§ **Direction**: Take the material and output all of it exactly.

§ **Exercise input**:
— Begin —
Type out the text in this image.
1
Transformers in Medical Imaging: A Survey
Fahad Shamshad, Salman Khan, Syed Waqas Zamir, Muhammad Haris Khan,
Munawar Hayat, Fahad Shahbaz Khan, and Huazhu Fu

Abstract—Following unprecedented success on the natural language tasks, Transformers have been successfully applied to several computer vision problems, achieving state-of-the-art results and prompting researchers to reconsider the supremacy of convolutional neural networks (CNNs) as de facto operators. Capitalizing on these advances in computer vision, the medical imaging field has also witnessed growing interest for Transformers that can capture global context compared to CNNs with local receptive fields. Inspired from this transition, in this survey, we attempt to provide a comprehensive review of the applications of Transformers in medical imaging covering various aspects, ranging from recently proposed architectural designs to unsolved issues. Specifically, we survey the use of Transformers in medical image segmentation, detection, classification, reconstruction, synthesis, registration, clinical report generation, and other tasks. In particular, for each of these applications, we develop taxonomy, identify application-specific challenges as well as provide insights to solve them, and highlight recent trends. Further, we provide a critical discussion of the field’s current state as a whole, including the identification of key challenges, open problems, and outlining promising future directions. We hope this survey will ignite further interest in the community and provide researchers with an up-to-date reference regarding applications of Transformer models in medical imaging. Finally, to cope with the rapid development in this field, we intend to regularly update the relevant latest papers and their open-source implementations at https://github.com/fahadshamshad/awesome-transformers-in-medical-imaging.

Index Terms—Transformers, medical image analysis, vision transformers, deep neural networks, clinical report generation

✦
— End —
§ **Output for this task**:
Type out the text in this image.
1
Transformers in Medical Imaging: A Survey
Fahad Shamshad, Salman Khan, Syed Waqas Zamir, Muhammad Haris Khan,
Munawar Hayat, Fahad Shahbaz Khan, and Huazhu Fu

Abstract—Following unprecedented success on the natural language tasks, Transformers have been successfully applied to several computer vision problems, achieving state-of-the-art results and prompting researchers to reconsider the supremacy of convolutional neural networks (CNNs) as de facto operators. Capitalizing on these advances in computer vision, the medical imaging field has also witnessed growing interest for Transformers that can capture global context compared to CNNs with local receptive fields. Inspired from this transition, in this survey, we attempt to provide a comprehensive review of the applications of Transformers in medical imaging covering various aspects, ranging from recently proposed architectural designs to unsolved issues. Specifically, we survey the use of Transformers in medical image segmentation, detection, classification, reconstruction, synthesis, registration, clinical report generation, and other tasks. In particular, for each of these applications, we develop taxonomy, identify application-specific challenges as well as provide insights to solve them, and highlight recent trends. Further, we provide a critical discussion of the field’s current state as a whole, including the identification of key challenges, open problems, and outlining promising future directions. We hope this survey will ignite further interest in the community and provide researchers with an up-to-date reference regarding applications of Transformer models in medical imaging. Finally, to cope with the rapid development in this field, we intend to regularly update the relevant latest papers and their open-source implementations at https://github.com/fahadshamshad/awesome-transformers-in-medical-imaging.

Index Terms—Transformers, medical image analysis, vision transformers, deep neural networks, clinical report generation

✦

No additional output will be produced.